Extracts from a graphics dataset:
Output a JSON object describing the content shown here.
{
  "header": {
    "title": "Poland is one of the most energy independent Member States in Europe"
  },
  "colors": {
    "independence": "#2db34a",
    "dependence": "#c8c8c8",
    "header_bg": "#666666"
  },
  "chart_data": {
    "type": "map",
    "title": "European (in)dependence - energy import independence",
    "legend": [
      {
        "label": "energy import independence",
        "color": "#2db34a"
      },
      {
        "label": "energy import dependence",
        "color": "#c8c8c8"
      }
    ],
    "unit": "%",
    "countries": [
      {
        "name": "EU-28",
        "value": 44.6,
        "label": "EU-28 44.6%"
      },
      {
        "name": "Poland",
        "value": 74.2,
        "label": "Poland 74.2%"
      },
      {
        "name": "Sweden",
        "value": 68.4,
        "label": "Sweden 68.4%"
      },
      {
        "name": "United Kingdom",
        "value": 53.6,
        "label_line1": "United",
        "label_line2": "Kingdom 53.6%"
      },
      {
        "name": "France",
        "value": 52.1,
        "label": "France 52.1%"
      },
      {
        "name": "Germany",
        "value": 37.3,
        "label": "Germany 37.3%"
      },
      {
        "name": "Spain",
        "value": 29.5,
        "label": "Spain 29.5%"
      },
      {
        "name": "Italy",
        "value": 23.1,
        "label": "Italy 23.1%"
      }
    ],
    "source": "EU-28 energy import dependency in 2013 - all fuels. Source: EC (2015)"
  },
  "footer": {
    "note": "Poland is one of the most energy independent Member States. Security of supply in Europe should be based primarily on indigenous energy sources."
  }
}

• [GIVEN INSTRUCTION]
In the entries above, identify every line with the string "import".

• [OUTPUT FOR THIS EXERCISE]
    "title": "European (in)dependence - energy import independence",
        "label": "energy import independence",
        "label": "energy import dependence",
    "source": "EU-28 energy import dependency in 2013 - all fuels. Source: EC (2015)"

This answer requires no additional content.